GIVEN TASK ::
From the entries below, list each line with "факультетов".

(Items from a data source)
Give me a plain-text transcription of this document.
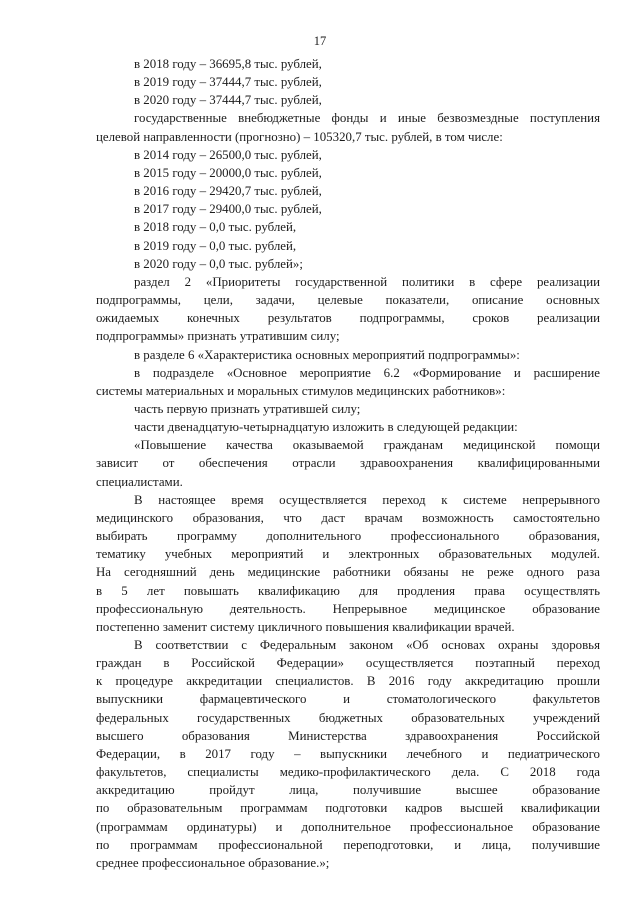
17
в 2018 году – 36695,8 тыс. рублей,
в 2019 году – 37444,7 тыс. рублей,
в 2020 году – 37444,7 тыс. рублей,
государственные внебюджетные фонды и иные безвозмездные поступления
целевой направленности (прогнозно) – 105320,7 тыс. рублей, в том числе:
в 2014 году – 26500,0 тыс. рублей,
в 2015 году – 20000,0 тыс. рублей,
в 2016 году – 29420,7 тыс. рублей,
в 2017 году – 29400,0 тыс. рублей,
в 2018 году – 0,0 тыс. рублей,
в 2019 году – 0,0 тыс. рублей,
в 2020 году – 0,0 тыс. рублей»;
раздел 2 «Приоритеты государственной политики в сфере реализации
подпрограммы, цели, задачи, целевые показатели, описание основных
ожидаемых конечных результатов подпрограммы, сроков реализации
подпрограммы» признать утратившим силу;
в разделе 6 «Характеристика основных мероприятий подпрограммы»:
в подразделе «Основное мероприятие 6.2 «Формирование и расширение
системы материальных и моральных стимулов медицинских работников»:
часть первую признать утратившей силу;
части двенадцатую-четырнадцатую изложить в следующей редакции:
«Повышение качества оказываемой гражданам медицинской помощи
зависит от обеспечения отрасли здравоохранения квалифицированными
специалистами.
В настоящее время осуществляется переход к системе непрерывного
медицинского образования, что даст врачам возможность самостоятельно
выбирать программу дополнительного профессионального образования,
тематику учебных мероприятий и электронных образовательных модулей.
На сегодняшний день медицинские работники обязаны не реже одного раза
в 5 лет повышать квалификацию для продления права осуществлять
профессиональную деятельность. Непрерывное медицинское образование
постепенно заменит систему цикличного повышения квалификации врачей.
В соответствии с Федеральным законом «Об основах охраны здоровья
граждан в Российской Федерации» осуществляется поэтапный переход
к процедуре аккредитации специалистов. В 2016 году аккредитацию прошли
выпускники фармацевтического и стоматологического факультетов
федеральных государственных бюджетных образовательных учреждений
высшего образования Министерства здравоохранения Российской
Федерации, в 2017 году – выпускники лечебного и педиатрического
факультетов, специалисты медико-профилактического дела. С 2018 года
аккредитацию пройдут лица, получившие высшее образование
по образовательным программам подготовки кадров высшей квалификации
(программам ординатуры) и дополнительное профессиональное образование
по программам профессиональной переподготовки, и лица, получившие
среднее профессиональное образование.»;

REPLY ::
выпускники фармацевтического и стоматологического факультетов
факультетов, специалисты медико-профилактического дела. С 2018 года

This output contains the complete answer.